Exercise description — Return all lines below containing the word "name".

Task input —

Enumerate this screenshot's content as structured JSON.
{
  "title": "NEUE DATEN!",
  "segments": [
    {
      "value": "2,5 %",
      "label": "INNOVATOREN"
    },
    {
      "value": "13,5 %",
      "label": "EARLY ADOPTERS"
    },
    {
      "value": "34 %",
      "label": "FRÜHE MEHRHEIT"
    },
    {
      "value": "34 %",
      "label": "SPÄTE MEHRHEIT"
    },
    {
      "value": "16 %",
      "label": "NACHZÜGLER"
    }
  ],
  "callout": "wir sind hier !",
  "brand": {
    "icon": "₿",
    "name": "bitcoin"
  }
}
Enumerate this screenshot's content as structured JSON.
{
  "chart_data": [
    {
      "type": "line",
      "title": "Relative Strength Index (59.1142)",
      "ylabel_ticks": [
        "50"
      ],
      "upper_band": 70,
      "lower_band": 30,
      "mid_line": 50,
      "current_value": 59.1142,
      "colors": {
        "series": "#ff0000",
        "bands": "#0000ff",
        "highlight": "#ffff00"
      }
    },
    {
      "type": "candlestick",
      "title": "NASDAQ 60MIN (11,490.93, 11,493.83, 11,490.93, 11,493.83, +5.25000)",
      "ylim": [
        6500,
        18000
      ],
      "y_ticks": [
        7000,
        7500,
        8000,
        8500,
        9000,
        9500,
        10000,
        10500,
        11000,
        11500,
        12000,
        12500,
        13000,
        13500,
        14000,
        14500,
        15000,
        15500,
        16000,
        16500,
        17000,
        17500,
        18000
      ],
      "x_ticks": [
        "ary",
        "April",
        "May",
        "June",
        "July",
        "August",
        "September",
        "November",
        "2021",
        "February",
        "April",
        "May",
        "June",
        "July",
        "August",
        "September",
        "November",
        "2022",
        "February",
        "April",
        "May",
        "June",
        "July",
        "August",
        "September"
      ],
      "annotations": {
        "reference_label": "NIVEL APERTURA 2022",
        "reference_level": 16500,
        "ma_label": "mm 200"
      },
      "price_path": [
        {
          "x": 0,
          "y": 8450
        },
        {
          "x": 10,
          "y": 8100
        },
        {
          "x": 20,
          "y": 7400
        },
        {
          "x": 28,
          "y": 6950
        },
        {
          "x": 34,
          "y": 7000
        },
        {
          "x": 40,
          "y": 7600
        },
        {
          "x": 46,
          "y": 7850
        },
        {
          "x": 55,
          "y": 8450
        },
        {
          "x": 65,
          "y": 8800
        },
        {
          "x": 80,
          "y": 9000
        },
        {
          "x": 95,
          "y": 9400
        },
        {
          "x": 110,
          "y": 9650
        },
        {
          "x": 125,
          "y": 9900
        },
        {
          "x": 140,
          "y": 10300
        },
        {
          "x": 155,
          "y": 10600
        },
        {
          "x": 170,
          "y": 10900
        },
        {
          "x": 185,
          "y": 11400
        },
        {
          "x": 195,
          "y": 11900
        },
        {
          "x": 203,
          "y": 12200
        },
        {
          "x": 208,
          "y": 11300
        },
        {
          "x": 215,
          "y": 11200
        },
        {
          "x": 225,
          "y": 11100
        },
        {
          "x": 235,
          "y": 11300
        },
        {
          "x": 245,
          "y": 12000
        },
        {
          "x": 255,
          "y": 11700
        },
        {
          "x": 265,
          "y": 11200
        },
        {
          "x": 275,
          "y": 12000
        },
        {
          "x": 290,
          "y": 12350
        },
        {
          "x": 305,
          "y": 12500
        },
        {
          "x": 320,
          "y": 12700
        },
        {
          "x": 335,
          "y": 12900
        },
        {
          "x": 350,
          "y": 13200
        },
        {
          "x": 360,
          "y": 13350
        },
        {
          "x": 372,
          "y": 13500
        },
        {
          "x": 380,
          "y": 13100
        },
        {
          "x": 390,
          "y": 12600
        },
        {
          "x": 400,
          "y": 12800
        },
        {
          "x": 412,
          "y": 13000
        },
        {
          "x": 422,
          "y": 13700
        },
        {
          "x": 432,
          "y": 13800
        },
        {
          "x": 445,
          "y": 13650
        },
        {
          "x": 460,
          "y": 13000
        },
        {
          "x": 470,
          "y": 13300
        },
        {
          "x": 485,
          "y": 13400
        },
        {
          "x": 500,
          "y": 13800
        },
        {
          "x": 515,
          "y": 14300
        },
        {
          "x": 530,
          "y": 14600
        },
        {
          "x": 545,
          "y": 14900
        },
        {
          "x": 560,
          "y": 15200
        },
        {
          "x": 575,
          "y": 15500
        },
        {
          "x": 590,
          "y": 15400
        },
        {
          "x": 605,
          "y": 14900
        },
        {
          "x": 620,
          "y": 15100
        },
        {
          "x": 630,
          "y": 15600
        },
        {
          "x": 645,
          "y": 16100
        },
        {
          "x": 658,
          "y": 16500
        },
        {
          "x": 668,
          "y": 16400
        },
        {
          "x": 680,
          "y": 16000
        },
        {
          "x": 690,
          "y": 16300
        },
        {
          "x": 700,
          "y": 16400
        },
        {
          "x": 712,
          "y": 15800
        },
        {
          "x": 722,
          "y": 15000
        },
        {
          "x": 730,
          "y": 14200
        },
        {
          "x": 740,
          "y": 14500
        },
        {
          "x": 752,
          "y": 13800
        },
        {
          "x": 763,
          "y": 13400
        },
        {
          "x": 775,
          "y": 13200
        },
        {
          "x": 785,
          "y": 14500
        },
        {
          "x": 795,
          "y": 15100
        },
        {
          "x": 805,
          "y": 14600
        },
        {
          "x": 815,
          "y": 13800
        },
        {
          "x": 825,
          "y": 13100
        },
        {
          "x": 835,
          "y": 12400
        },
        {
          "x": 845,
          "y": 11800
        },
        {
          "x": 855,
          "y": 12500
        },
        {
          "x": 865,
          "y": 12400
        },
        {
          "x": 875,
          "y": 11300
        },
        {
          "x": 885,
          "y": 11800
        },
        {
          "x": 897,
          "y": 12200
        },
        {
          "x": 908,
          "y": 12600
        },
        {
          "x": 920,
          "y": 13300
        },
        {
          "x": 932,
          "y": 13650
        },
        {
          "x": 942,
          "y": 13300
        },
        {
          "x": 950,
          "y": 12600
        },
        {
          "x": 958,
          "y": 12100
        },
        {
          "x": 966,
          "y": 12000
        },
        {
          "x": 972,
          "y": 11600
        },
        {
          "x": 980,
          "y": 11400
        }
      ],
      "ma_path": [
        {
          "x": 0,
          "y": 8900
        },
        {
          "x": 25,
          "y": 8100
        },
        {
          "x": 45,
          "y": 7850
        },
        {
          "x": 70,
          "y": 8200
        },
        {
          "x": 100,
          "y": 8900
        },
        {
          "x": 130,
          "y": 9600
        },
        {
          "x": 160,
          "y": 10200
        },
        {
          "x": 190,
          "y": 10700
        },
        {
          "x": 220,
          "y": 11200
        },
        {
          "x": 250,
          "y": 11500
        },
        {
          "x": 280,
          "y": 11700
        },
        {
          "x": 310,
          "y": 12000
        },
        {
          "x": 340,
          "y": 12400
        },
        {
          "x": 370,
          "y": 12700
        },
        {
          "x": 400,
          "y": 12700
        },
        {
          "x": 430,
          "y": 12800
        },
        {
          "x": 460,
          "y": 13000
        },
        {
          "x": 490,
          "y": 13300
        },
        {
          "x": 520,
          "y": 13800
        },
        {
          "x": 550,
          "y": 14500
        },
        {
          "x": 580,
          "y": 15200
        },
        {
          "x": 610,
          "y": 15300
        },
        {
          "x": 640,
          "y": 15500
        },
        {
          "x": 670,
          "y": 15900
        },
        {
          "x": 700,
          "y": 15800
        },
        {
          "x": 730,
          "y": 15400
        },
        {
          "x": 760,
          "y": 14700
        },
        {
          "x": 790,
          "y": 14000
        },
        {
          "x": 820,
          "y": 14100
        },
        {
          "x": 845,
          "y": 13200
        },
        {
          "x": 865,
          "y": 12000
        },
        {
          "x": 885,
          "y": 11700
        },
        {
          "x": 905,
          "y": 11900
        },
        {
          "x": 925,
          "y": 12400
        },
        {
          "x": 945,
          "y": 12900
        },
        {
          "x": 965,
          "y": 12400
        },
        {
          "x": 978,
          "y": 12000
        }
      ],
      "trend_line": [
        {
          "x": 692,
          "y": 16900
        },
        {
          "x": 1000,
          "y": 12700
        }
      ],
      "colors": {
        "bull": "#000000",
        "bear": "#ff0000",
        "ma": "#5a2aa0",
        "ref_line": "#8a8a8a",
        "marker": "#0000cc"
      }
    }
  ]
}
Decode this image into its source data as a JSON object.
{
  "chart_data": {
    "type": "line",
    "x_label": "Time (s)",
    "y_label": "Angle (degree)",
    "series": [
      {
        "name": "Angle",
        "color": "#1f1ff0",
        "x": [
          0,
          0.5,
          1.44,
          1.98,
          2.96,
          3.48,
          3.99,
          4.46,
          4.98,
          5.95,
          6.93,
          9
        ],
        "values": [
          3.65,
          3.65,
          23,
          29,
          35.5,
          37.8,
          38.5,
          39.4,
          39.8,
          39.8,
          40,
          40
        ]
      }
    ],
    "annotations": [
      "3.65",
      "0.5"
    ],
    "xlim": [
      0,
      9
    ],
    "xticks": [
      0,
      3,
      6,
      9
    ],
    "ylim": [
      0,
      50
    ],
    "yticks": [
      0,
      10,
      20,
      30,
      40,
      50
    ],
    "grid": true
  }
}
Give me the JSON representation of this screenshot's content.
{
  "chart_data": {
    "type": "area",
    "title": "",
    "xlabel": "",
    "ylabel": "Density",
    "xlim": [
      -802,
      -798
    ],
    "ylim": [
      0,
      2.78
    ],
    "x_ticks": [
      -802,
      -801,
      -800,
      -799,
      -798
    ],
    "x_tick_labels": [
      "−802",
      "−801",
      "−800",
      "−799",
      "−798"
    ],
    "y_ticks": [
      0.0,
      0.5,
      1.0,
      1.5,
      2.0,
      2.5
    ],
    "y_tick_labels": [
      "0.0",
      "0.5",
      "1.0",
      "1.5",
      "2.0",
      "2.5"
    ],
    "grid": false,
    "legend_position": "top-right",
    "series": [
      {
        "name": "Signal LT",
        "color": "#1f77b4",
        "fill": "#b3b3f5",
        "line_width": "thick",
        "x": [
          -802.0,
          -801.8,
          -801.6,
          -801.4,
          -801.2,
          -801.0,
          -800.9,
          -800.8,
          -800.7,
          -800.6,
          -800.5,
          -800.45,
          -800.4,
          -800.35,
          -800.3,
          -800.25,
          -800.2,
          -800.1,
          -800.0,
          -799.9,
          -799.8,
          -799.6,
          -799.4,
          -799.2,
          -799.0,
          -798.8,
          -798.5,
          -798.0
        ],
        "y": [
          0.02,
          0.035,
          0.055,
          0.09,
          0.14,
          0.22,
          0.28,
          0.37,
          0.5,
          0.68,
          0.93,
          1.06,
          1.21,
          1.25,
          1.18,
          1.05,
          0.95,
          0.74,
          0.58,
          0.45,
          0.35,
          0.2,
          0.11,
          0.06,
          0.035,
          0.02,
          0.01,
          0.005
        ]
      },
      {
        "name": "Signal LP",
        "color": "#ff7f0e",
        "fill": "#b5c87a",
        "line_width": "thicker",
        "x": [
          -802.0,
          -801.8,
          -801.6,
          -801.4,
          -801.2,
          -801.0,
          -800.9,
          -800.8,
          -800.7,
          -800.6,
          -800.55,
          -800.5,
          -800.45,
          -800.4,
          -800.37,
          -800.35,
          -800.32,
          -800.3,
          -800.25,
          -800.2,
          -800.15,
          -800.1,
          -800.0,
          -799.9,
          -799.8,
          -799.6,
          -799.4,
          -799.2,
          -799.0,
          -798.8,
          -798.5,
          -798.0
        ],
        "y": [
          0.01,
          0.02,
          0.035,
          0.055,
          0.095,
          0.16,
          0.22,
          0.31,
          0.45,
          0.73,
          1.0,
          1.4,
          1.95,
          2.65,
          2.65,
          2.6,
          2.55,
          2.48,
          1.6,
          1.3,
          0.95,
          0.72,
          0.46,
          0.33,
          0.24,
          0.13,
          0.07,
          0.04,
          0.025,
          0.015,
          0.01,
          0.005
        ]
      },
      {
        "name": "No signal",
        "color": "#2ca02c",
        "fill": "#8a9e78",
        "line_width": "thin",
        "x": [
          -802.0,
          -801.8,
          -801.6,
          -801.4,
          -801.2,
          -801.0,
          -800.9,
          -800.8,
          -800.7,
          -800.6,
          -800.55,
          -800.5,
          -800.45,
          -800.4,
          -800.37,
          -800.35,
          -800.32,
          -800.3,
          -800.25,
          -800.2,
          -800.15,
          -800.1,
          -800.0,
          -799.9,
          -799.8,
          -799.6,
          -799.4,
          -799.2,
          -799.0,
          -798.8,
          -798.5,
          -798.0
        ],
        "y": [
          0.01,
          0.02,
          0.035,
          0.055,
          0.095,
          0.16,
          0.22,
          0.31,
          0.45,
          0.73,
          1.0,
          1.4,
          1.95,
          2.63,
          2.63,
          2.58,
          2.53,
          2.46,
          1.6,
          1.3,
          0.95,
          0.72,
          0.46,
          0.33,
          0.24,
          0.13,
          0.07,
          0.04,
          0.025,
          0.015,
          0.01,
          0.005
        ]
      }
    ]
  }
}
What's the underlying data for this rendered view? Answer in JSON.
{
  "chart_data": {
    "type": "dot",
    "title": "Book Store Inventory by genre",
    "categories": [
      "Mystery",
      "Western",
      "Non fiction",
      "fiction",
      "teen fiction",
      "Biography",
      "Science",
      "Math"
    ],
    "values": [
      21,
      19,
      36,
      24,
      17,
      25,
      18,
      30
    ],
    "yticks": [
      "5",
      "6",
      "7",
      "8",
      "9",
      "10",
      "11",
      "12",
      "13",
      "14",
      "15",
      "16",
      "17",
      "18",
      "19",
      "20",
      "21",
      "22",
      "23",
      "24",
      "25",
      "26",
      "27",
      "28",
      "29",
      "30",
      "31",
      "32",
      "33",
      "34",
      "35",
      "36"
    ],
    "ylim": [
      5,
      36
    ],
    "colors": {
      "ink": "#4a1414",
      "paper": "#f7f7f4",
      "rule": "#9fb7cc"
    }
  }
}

Solution —
    "name": "bitcoin"
        "name": "Angle",
        "name": "Signal LT",
        "name": "Signal LP",
        "name": "No signal",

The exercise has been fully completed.